## [WHAT THIS TASK INVOLVES]
Please give the listing again, word for word, with nothing left out.

____________

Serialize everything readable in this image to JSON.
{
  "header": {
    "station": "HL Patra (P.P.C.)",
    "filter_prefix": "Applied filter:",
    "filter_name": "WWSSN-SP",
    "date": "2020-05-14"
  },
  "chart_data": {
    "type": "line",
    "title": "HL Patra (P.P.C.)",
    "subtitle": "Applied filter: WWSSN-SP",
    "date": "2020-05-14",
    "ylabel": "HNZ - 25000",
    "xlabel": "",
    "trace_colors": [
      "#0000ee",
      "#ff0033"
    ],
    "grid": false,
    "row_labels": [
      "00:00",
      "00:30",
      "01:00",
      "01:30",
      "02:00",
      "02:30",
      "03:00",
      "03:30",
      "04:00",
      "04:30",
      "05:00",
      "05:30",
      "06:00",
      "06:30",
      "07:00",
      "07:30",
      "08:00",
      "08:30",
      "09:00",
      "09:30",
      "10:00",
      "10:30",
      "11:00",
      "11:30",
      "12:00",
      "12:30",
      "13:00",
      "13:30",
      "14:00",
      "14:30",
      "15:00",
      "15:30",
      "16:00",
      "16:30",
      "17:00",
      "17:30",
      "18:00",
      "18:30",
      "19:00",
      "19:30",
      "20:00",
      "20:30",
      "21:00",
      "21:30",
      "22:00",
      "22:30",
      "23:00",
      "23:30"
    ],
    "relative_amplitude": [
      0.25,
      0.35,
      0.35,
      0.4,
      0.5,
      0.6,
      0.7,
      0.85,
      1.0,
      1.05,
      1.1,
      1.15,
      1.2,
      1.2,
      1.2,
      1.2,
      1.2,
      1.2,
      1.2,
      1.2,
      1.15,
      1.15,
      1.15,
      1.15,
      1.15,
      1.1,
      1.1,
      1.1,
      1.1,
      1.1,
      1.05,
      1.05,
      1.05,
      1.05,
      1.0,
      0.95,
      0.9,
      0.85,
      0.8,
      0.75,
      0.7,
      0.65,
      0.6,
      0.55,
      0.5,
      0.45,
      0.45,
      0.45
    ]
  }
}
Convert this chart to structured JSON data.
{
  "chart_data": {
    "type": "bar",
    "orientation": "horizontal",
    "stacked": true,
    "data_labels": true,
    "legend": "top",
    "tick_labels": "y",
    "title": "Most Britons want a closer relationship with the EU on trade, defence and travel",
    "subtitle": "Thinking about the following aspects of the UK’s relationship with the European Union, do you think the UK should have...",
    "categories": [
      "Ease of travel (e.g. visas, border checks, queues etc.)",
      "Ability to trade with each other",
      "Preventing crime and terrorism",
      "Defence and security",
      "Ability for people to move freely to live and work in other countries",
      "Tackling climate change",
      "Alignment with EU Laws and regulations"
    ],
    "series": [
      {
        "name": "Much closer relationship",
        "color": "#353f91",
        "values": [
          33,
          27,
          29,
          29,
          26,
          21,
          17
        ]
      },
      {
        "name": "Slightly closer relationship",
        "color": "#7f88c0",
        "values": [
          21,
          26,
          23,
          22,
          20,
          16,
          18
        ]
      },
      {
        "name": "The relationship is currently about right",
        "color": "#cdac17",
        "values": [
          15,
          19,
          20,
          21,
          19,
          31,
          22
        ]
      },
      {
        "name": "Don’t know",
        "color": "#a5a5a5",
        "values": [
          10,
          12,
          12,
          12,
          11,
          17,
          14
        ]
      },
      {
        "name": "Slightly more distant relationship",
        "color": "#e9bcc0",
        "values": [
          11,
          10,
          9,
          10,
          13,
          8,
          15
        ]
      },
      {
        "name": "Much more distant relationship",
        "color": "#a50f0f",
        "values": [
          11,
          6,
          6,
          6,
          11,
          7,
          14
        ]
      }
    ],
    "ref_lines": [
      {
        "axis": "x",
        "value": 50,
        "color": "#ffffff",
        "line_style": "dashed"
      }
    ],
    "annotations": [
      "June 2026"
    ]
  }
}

____________

## [FINAL ANSWER]
Serialize everything readable in this image to JSON.
{
  "header": {
    "station": "HL Patra (P.P.C.)",
    "filter_prefix": "Applied filter:",
    "filter_name": "WWSSN-SP",
    "date": "2020-05-14"
  },
  "chart_data": {
    "type": "line",
    "title": "HL Patra (P.P.C.)",
    "subtitle": "Applied filter: WWSSN-SP",
    "date": "2020-05-14",
    "ylabel": "HNZ - 25000",
    "xlabel": "",
    "trace_colors": [
      "#0000ee",
      "#ff0033"
    ],
    "grid": false,
    "row_labels": [
      "00:00",
      "00:30",
      "01:00",
      "01:30",
      "02:00",
      "02:30",
      "03:00",
      "03:30",
      "04:00",
      "04:30",
      "05:00",
      "05:30",
      "06:00",
      "06:30",
      "07:00",
      "07:30",
      "08:00",
      "08:30",
      "09:00",
      "09:30",
      "10:00",
      "10:30",
      "11:00",
      "11:30",
      "12:00",
      "12:30",
      "13:00",
      "13:30",
      "14:00",
      "14:30",
      "15:00",
      "15:30",
      "16:00",
      "16:30",
      "17:00",
      "17:30",
      "18:00",
      "18:30",
      "19:00",
      "19:30",
      "20:00",
      "20:30",
      "21:00",
      "21:30",
      "22:00",
      "22:30",
      "23:00",
      "23:30"
    ],
    "relative_amplitude": [
      0.25,
      0.35,
      0.35,
      0.4,
      0.5,
      0.6,
      0.7,
      0.85,
      1.0,
      1.05,
      1.1,
      1.15,
      1.2,
      1.2,
      1.2,
      1.2,
      1.2,
      1.2,
      1.2,
      1.2,
      1.15,
      1.15,
      1.15,
      1.15,
      1.15,
      1.1,
      1.1,
      1.1,
      1.1,
      1.1,
      1.05,
      1.05,
      1.05,
      1.05,
      1.0,
      0.95,
      0.9,
      0.85,
      0.8,
      0.75,
      0.7,
      0.65,
      0.6,
      0.55,
      0.5,
      0.45,
      0.45,
      0.45
    ]
  }
}
Convert this chart to structured JSON data.
{
  "chart_data": {
    "type": "bar",
    "orientation": "horizontal",
    "stacked": true,
    "data_labels": true,
    "legend": "top",
    "tick_labels": "y",
    "title": "Most Britons want a closer relationship with the EU on trade, defence and travel",
    "subtitle": "Thinking about the following aspects of the UK’s relationship with the European Union, do you think the UK should have...",
    "categories": [
      "Ease of travel (e.g. visas, border checks, queues etc.)",
      "Ability to trade with each other",
      "Preventing crime and terrorism",
      "Defence and security",
      "Ability for people to move freely to live and work in other countries",
      "Tackling climate change",
      "Alignment with EU Laws and regulations"
    ],
    "series": [
      {
        "name": "Much closer relationship",
        "color": "#353f91",
        "values": [
          33,
          27,
          29,
          29,
          26,
          21,
          17
        ]
      },
      {
        "name": "Slightly closer relationship",
        "color": "#7f88c0",
        "values": [
          21,
          26,
          23,
          22,
          20,
          16,
          18
        ]
      },
      {
        "name": "The relationship is currently about right",
        "color": "#cdac17",
        "values": [
          15,
          19,
          20,
          21,
          19,
          31,
          22
        ]
      },
      {
        "name": "Don’t know",
        "color": "#a5a5a5",
        "values": [
          10,
          12,
          12,
          12,
          11,
          17,
          14
        ]
      },
      {
        "name": "Slightly more distant relationship",
        "color": "#e9bcc0",
        "values": [
          11,
          10,
          9,
          10,
          13,
          8,
          15
        ]
      },
      {
        "name": "Much more distant relationship",
        "color": "#a50f0f",
        "values": [
          11,
          6,
          6,
          6,
          11,
          7,
          14
        ]
      }
    ],
    "ref_lines": [
      {
        "axis": "x",
        "value": 50,
        "color": "#ffffff",
        "line_style": "dashed"
      }
    ],
    "annotations": [
      "June 2026"
    ]
  }
}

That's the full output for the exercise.